WORK REQUIRED:
Pictures appear in the records below; write out everything else exactly.

SOURCE DATA:
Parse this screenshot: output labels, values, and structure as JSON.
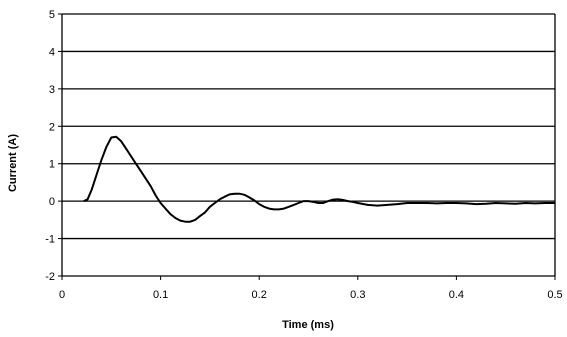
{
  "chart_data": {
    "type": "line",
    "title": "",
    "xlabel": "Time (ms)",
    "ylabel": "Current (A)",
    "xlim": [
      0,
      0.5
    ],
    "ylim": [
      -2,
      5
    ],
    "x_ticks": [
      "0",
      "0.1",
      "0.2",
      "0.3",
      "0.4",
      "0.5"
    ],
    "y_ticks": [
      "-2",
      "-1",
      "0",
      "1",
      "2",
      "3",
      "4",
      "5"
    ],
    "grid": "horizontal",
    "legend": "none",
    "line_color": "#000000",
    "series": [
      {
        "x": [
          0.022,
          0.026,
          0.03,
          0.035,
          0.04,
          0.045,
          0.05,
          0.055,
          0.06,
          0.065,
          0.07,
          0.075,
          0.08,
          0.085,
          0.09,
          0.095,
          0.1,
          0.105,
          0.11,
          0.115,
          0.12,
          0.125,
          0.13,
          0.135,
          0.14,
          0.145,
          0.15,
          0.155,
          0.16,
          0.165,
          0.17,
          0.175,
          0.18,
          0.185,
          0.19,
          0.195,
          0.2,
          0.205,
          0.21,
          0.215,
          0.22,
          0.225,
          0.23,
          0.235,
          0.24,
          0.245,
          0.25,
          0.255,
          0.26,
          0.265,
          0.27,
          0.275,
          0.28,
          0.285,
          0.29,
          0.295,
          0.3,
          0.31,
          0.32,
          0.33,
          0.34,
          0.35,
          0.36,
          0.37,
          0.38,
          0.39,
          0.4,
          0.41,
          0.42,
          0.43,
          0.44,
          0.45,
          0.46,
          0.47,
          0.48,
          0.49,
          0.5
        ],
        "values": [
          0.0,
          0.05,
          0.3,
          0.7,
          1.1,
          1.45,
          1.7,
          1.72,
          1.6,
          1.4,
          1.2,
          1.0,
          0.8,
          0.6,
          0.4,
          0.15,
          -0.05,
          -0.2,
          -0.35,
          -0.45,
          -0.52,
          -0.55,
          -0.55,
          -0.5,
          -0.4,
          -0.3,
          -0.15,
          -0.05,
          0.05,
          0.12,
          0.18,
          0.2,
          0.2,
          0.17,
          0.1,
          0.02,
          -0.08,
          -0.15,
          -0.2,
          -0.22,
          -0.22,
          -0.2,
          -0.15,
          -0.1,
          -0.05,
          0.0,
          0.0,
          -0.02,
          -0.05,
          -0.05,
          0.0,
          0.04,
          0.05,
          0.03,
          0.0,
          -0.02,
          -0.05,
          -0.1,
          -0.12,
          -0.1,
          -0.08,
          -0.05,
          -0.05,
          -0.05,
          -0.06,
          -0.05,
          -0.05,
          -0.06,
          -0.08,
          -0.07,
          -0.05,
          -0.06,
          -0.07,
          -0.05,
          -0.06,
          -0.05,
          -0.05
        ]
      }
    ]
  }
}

THE OUTPUT:
Parse this screenshot: output labels, values, and structure as JSON.
{
  "chart_data": {
    "type": "line",
    "title": "",
    "xlabel": "Time (ms)",
    "ylabel": "Current (A)",
    "xlim": [
      0,
      0.5
    ],
    "ylim": [
      -2,
      5
    ],
    "x_ticks": [
      "0",
      "0.1",
      "0.2",
      "0.3",
      "0.4",
      "0.5"
    ],
    "y_ticks": [
      "-2",
      "-1",
      "0",
      "1",
      "2",
      "3",
      "4",
      "5"
    ],
    "grid": "horizontal",
    "legend": "none",
    "line_color": "#000000",
    "series": [
      {
        "x": [
          0.022,
          0.026,
          0.03,
          0.035,
          0.04,
          0.045,
          0.05,
          0.055,
          0.06,
          0.065,
          0.07,
          0.075,
          0.08,
          0.085,
          0.09,
          0.095,
          0.1,
          0.105,
          0.11,
          0.115,
          0.12,
          0.125,
          0.13,
          0.135,
          0.14,
          0.145,
          0.15,
          0.155,
          0.16,
          0.165,
          0.17,
          0.175,
          0.18,
          0.185,
          0.19,
          0.195,
          0.2,
          0.205,
          0.21,
          0.215,
          0.22,
          0.225,
          0.23,
          0.235,
          0.24,
          0.245,
          0.25,
          0.255,
          0.26,
          0.265,
          0.27,
          0.275,
          0.28,
          0.285,
          0.29,
          0.295,
          0.3,
          0.31,
          0.32,
          0.33,
          0.34,
          0.35,
          0.36,
          0.37,
          0.38,
          0.39,
          0.4,
          0.41,
          0.42,
          0.43,
          0.44,
          0.45,
          0.46,
          0.47,
          0.48,
          0.49,
          0.5
        ],
        "values": [
          0.0,
          0.05,
          0.3,
          0.7,
          1.1,
          1.45,
          1.7,
          1.72,
          1.6,
          1.4,
          1.2,
          1.0,
          0.8,
          0.6,
          0.4,
          0.15,
          -0.05,
          -0.2,
          -0.35,
          -0.45,
          -0.52,
          -0.55,
          -0.55,
          -0.5,
          -0.4,
          -0.3,
          -0.15,
          -0.05,
          0.05,
          0.12,
          0.18,
          0.2,
          0.2,
          0.17,
          0.1,
          0.02,
          -0.08,
          -0.15,
          -0.2,
          -0.22,
          -0.22,
          -0.2,
          -0.15,
          -0.1,
          -0.05,
          0.0,
          0.0,
          -0.02,
          -0.05,
          -0.05,
          0.0,
          0.04,
          0.05,
          0.03,
          0.0,
          -0.02,
          -0.05,
          -0.1,
          -0.12,
          -0.1,
          -0.08,
          -0.05,
          -0.05,
          -0.05,
          -0.06,
          -0.05,
          -0.05,
          -0.06,
          -0.08,
          -0.07,
          -0.05,
          -0.06,
          -0.07,
          -0.05,
          -0.06,
          -0.05,
          -0.05
        ]
      }
    ]
  }
}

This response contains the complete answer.